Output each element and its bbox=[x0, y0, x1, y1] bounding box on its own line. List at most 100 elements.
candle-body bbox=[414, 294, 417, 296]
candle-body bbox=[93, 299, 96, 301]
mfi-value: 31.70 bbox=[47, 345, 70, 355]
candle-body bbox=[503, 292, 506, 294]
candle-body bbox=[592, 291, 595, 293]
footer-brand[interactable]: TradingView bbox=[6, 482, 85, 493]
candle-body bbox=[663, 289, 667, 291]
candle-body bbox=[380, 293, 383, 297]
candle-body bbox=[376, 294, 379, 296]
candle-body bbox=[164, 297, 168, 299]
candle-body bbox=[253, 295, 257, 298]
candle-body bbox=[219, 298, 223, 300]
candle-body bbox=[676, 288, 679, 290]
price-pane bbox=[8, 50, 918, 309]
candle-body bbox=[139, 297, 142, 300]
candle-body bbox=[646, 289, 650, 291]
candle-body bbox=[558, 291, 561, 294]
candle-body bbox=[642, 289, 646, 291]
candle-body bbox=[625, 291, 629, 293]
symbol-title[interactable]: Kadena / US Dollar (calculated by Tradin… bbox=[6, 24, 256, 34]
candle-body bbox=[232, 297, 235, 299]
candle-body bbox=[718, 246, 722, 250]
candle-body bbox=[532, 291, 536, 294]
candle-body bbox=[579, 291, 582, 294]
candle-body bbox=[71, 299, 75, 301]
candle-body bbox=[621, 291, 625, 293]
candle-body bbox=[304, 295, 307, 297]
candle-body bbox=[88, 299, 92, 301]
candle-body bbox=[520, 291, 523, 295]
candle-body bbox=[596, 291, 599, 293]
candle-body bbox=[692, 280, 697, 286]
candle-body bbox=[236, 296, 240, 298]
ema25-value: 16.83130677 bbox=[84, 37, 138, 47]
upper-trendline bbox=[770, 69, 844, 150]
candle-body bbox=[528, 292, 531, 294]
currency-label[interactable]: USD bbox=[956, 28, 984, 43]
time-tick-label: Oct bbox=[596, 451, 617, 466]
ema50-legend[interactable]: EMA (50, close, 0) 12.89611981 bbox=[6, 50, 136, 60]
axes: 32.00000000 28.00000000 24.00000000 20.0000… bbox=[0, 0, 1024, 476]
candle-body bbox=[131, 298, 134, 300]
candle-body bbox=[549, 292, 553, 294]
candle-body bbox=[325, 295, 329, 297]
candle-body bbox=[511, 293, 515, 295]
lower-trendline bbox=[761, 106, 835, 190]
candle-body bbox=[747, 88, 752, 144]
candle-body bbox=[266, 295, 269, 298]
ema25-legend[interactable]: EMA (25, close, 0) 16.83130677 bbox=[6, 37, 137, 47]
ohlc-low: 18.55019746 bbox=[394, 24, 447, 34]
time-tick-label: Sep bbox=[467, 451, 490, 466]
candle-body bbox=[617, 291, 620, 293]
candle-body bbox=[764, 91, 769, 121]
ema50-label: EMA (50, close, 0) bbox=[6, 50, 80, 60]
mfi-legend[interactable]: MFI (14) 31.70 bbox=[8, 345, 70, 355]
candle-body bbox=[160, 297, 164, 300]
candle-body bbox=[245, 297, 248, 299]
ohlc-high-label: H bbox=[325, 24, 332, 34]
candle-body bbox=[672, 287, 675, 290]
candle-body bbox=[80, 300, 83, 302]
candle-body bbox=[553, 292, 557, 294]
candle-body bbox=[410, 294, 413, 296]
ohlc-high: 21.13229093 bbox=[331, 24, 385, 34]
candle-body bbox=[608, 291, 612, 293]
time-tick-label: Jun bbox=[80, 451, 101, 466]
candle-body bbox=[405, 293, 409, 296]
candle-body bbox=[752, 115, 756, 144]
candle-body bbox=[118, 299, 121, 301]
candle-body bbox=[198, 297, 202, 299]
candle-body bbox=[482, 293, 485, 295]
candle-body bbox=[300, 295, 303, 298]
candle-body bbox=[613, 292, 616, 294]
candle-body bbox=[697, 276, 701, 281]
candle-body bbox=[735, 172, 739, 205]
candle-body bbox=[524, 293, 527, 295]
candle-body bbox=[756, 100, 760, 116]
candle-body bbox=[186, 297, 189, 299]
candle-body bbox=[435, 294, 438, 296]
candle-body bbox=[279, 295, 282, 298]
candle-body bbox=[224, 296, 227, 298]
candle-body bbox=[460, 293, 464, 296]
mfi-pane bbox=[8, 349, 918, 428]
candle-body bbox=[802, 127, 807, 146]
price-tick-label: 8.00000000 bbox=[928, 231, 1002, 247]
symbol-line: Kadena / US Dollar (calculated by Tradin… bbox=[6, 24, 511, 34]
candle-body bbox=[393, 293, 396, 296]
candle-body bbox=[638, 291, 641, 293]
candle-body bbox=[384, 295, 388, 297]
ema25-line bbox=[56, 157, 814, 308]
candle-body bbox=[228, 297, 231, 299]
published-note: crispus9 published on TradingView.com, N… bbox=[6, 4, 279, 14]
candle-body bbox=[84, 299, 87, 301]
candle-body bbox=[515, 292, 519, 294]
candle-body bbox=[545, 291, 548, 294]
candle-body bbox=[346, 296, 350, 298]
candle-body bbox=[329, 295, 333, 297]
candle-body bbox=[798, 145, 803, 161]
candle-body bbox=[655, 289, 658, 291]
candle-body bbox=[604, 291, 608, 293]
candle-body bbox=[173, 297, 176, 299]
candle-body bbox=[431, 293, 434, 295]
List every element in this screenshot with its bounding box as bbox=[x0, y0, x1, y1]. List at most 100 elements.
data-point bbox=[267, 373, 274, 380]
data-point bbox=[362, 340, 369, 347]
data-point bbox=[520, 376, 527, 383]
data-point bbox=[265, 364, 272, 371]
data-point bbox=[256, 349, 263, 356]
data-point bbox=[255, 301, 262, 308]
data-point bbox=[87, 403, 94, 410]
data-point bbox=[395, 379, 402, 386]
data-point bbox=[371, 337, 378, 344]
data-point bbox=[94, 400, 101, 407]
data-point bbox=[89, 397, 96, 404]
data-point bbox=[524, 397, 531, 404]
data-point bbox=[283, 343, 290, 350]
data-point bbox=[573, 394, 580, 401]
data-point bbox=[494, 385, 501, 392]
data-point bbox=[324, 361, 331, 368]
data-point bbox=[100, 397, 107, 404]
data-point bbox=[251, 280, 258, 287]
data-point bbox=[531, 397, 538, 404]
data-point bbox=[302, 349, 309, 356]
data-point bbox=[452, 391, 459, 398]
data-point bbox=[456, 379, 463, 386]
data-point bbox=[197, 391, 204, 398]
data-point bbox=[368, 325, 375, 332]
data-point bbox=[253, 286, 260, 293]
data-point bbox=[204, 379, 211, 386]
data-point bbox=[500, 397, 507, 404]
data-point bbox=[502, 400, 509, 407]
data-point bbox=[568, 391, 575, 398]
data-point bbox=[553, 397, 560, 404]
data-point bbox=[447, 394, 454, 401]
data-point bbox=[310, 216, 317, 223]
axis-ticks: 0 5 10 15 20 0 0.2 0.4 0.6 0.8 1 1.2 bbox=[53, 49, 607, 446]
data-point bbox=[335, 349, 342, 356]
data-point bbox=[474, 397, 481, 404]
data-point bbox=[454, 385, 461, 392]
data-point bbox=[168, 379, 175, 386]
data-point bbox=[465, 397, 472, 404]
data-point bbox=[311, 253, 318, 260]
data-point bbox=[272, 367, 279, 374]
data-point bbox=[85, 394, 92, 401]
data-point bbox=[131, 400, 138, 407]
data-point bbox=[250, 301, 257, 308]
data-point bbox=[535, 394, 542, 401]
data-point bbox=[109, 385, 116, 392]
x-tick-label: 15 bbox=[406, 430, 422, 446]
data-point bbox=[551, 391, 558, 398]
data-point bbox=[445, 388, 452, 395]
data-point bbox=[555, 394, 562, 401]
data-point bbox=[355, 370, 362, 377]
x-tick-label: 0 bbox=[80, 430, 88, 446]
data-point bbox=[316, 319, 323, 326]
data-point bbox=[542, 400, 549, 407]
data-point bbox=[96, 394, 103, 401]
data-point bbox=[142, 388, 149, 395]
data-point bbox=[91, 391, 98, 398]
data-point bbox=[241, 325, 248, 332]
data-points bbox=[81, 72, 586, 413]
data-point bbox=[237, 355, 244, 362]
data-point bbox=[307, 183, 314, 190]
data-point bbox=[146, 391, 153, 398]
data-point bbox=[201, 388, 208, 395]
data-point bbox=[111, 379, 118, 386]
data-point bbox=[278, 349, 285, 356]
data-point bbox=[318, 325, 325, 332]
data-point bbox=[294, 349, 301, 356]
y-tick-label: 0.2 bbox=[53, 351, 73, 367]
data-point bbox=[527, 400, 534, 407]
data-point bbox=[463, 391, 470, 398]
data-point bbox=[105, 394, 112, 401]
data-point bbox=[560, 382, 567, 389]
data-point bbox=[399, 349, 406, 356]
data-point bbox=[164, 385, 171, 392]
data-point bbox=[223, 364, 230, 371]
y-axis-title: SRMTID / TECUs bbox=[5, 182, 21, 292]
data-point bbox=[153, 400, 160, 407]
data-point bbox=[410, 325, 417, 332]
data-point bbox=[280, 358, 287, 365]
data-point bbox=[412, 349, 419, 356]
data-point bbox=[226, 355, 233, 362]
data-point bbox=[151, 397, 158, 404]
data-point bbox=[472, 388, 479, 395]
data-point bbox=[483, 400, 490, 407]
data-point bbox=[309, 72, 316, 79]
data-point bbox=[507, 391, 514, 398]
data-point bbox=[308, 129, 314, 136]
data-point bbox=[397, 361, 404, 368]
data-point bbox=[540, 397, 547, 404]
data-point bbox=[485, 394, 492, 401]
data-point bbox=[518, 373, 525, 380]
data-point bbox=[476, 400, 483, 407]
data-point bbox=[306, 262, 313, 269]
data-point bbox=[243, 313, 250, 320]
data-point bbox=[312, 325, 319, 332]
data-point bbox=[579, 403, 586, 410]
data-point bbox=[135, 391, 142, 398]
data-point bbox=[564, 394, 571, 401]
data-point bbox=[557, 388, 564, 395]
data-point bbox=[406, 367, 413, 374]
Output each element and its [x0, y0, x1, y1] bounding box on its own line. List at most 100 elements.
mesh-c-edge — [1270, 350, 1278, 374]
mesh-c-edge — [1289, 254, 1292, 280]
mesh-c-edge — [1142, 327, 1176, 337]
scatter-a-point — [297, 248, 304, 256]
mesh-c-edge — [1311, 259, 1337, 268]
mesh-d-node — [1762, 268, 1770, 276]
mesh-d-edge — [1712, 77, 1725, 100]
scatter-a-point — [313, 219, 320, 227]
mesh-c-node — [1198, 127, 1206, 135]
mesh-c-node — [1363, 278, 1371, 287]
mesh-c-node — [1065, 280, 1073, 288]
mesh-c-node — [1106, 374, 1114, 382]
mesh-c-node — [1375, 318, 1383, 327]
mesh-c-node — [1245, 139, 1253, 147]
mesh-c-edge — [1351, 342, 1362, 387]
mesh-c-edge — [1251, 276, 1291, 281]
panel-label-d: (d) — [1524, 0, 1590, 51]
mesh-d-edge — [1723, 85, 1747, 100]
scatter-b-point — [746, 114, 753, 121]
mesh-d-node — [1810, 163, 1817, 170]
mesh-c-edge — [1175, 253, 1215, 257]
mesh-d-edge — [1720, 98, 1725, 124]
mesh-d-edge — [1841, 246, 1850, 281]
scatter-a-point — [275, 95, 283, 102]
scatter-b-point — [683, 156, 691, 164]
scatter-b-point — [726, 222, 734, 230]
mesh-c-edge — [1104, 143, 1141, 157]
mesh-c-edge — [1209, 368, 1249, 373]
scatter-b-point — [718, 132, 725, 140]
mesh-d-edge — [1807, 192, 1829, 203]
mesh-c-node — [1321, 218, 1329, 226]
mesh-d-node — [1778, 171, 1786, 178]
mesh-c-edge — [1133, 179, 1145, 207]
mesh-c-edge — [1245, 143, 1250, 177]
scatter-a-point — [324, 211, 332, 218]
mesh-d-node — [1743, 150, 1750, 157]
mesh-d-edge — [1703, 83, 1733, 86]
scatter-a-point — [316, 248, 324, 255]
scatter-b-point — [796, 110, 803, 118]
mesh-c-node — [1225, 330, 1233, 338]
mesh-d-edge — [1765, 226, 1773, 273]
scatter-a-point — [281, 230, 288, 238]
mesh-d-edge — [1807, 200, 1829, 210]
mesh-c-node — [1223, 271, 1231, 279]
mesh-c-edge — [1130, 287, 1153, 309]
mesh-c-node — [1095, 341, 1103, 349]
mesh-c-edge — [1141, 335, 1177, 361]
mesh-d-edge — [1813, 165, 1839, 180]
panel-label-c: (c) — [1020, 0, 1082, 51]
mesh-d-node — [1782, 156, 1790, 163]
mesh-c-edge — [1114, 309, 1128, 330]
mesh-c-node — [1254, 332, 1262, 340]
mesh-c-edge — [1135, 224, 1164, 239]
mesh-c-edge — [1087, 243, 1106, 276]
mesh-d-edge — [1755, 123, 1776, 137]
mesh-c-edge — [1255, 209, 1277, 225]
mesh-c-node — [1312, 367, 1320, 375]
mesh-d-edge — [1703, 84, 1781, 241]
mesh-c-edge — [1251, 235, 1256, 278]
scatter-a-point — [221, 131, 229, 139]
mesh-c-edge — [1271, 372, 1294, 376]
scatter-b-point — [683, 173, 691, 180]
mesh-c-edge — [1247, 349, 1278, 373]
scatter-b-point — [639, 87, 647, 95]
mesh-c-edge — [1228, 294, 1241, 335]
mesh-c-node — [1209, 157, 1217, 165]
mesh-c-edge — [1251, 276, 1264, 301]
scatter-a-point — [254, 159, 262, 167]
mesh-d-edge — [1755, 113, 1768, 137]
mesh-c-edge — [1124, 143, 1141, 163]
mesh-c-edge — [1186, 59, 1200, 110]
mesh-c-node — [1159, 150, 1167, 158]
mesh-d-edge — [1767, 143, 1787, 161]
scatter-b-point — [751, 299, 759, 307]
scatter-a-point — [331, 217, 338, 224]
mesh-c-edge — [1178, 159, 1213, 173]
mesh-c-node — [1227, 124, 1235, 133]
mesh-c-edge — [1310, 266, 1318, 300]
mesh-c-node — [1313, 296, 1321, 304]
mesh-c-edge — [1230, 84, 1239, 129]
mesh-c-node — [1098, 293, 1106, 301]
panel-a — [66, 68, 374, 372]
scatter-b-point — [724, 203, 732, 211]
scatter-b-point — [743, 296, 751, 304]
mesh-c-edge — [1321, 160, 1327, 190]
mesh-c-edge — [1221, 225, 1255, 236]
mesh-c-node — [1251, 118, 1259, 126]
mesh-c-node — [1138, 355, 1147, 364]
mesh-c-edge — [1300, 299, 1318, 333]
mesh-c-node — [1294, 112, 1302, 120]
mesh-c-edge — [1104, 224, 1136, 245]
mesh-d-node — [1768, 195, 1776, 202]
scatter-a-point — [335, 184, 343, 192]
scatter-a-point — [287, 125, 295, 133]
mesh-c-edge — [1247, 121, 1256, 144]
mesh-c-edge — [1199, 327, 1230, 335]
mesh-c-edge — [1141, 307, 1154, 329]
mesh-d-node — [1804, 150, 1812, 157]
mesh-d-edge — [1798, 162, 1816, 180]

■ ■ ■

Render the data from its first line through the line containing "candle-body bbox=[376, 294, 379, 296]" as a Markdown table with the columns No. and Entry, giving each line its number in No. and its text in Entry, and leaving out any blank lines.

| No. | Entry |
|---|---|
| 1 | Output each element and its bbox=[x0, y0, x1, y1] bounding box on its own line. List at most 100 elements. |
| 2 | candle-body bbox=[414, 294, 417, 296] |
| 3 | candle-body bbox=[93, 299, 96, 301] |
| 4 | mfi-value: 31.70 bbox=[47, 345, 70, 355] |
| 5 | candle-body bbox=[503, 292, 506, 294] |
| 6 | candle-body bbox=[592, 291, 595, 293] |
| 7 | footer-brand[interactable]: TradingView bbox=[6, 482, 85, 493] |
| 8 | candle-body bbox=[663, 289, 667, 291] |
| 9 | candle-body bbox=[380, 293, 383, 297] |
| 10 | candle-body bbox=[376, 294, 379, 296] |